YOUR TASK: Select all lines with the string "opbrengst" in them, and copy those lines.

··· DATA FOR PROCESSING

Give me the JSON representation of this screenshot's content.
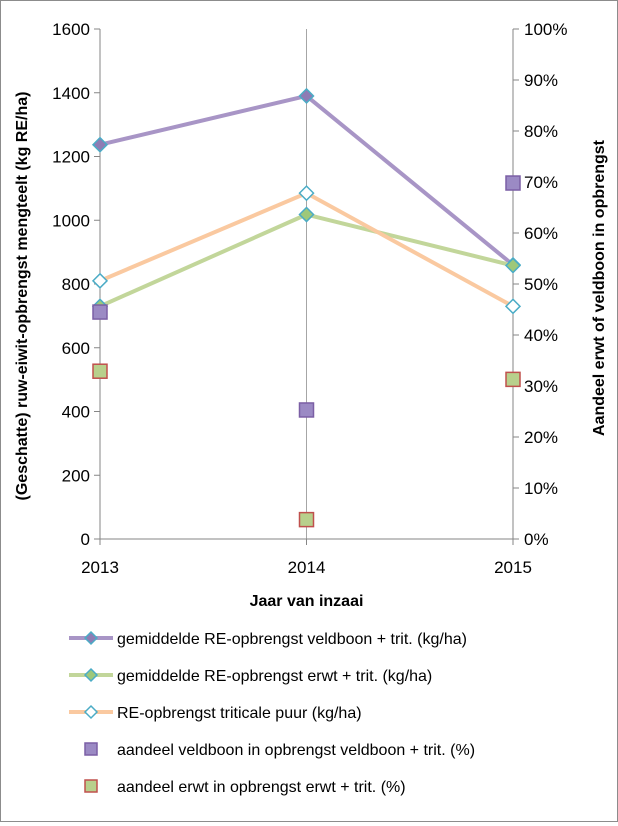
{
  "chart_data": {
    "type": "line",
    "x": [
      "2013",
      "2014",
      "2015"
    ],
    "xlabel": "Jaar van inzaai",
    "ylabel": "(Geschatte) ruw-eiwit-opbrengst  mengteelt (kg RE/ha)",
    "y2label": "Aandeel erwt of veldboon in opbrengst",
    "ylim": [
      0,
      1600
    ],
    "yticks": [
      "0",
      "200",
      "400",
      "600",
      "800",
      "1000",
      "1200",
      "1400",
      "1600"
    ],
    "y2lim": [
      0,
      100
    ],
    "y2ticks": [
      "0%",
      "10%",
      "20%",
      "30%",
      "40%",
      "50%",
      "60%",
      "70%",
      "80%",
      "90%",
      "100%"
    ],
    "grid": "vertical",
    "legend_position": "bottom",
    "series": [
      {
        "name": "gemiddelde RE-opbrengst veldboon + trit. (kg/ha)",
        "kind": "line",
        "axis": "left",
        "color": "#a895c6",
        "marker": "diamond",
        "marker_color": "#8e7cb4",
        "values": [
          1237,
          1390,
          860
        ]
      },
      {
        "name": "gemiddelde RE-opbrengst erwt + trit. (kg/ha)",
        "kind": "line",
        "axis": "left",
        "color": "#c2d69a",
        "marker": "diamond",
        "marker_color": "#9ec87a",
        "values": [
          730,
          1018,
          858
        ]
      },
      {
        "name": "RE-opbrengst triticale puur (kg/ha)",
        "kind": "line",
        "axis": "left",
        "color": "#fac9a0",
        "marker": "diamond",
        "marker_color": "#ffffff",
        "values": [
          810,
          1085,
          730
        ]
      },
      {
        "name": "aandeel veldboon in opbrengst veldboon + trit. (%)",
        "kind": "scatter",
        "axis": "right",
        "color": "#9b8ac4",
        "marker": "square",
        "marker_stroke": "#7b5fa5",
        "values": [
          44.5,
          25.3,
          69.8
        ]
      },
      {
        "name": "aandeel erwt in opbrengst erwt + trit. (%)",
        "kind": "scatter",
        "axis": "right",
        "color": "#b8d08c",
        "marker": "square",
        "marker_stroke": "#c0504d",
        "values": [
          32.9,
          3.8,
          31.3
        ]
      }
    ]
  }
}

······

RESULT FOR THIS EXERCISE:
    "ylabel": "(Geschatte) ruw-eiwit-opbrengst  mengteelt (kg RE/ha)",
    "y2label": "Aandeel erwt of veldboon in opbrengst",
        "name": "gemiddelde RE-opbrengst veldboon + trit. (kg/ha)",
        "name": "gemiddelde RE-opbrengst erwt + trit. (kg/ha)",
        "name": "RE-opbrengst triticale puur (kg/ha)",
        "name": "aandeel veldboon in opbrengst veldboon + trit. (%)",
        "name": "aandeel erwt in opbrengst erwt + trit. (%)",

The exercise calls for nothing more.